**DATA SUPPLIED**
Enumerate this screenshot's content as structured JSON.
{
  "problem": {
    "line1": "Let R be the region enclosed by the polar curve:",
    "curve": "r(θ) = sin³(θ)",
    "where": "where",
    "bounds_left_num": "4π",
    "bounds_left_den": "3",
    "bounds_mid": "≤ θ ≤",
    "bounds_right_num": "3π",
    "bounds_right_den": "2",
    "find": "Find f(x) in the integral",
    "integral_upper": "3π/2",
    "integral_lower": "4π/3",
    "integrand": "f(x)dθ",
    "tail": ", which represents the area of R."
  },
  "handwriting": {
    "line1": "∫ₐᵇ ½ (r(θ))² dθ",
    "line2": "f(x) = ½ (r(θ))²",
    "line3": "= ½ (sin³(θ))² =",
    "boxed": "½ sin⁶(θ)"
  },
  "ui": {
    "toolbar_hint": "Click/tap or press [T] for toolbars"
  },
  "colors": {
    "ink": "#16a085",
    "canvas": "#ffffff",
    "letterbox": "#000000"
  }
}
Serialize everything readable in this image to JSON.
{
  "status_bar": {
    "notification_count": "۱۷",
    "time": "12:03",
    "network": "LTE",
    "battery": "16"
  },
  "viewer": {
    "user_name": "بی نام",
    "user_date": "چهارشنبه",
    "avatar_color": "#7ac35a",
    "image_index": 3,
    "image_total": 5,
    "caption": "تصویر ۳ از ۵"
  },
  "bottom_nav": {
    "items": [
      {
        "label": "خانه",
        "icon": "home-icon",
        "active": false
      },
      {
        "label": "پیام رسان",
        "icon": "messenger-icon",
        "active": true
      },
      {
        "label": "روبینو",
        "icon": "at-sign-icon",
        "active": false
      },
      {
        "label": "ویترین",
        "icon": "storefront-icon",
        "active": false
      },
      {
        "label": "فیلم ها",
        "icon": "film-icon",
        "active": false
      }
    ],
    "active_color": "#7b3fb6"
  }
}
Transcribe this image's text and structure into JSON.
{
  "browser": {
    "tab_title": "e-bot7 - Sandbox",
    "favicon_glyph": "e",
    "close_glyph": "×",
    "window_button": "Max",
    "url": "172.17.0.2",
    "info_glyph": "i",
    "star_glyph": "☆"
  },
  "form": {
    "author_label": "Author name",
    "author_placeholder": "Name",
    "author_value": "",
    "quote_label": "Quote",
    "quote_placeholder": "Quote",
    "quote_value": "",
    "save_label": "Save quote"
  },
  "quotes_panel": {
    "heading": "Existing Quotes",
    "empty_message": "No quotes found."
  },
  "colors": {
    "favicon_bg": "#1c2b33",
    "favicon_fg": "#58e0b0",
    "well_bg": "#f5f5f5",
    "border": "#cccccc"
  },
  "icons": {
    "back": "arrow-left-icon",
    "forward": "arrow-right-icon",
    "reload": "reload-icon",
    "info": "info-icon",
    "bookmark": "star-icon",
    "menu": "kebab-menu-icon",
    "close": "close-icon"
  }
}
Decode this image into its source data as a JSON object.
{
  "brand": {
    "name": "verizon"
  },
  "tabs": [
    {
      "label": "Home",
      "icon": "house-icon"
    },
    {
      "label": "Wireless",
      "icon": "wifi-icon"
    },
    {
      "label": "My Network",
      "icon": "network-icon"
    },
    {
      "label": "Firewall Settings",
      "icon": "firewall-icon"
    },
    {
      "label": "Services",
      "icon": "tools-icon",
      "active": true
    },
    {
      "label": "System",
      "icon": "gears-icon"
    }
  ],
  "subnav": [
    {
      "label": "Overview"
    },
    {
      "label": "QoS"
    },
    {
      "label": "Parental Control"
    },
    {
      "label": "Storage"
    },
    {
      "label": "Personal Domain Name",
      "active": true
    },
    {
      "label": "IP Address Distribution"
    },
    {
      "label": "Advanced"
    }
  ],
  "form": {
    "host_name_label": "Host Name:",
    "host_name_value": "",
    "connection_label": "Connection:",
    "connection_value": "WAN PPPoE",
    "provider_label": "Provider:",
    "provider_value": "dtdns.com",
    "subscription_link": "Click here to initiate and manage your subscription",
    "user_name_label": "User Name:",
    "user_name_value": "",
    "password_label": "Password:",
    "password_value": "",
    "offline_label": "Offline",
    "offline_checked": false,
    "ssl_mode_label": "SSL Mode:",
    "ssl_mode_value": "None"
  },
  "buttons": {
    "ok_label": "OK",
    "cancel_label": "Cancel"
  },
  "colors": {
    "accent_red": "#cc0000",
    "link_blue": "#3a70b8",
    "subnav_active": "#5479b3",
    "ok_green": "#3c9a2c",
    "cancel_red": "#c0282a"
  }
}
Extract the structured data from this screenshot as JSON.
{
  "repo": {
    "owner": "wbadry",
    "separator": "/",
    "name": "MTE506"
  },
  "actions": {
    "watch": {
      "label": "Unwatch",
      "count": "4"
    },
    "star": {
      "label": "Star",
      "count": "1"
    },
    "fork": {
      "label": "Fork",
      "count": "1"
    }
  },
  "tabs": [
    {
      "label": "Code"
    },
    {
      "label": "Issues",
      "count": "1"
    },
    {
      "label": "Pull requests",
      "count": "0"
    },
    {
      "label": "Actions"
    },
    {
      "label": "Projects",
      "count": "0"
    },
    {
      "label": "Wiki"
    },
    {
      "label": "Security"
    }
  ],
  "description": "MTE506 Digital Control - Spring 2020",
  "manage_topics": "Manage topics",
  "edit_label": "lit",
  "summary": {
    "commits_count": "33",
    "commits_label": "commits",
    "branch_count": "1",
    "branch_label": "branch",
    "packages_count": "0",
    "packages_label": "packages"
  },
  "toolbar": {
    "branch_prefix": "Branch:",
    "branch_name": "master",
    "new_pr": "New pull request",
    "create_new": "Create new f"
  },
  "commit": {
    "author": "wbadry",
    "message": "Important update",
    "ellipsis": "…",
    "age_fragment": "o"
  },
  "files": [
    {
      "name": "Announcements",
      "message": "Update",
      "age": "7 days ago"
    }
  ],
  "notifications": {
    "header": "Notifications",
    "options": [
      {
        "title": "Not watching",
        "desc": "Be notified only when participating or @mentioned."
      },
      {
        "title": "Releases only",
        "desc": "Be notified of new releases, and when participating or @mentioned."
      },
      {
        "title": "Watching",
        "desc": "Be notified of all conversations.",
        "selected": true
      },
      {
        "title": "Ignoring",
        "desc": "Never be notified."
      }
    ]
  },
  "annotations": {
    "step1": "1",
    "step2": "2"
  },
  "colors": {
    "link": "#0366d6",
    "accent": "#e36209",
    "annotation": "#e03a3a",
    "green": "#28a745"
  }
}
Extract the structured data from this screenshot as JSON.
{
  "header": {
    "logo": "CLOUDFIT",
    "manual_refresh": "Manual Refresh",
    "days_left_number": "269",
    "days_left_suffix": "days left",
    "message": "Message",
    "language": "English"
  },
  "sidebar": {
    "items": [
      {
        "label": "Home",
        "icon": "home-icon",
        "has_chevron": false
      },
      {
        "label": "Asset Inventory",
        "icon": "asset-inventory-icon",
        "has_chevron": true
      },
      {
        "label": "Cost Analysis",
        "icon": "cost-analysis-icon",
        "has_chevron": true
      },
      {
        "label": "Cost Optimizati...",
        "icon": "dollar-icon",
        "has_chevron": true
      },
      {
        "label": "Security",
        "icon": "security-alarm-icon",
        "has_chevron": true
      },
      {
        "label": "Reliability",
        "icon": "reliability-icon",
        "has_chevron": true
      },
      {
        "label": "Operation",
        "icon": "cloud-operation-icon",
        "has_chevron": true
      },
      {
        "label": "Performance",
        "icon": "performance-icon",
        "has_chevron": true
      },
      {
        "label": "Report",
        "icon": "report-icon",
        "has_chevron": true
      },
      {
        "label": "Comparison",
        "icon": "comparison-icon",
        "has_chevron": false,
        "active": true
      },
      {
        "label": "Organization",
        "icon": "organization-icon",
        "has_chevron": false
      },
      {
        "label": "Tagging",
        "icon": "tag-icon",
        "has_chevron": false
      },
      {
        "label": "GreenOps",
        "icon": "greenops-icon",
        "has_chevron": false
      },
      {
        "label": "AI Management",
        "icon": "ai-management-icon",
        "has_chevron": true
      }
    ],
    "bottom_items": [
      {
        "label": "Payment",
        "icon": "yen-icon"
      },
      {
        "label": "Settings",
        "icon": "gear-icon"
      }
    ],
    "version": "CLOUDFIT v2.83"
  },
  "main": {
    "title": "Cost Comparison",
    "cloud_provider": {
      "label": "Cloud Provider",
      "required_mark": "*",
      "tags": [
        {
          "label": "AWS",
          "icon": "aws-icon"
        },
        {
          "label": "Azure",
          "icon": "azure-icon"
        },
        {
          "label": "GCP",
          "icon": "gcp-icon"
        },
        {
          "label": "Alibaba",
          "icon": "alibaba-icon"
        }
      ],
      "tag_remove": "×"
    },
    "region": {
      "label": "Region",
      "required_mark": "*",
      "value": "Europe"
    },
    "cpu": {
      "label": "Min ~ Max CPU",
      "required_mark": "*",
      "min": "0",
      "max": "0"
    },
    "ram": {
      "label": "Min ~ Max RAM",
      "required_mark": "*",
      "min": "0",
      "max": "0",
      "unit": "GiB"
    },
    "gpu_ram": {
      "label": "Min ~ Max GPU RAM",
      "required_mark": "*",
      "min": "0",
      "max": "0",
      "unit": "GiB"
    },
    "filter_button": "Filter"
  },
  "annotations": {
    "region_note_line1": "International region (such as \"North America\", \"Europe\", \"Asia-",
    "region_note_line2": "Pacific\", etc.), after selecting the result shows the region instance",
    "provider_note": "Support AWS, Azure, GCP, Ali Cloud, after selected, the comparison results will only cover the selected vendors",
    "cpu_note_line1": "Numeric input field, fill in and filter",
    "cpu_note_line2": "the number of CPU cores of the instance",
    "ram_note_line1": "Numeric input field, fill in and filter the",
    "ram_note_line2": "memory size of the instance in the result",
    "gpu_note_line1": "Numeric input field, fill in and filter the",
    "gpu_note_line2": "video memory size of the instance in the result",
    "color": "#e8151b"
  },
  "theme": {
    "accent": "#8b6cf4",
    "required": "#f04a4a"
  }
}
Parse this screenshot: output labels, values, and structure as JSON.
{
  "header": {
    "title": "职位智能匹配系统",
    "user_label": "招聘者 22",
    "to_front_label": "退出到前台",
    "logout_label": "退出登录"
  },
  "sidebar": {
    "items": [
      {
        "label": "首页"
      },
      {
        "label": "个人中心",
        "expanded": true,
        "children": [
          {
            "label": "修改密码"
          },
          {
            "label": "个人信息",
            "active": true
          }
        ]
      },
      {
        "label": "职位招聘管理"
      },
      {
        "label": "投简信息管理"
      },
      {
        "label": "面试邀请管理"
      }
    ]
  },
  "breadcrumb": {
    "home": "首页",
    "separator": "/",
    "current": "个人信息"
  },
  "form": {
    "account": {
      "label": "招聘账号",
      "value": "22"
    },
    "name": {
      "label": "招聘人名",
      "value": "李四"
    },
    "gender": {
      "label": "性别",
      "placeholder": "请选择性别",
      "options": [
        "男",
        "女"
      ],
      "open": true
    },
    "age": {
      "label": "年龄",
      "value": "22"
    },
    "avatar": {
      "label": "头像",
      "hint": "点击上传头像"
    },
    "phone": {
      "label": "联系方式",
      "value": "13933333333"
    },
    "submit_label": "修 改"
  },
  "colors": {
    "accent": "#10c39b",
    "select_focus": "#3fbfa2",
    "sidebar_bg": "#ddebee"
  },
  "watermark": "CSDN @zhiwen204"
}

**DIRECTION**
Scan the material above. Copy each line that holds the word "into".

**RESPONSE TO THE EXERCISE**
Transcribe this image's text and structure into JSON.
Decode this image into its source data as a JSON object.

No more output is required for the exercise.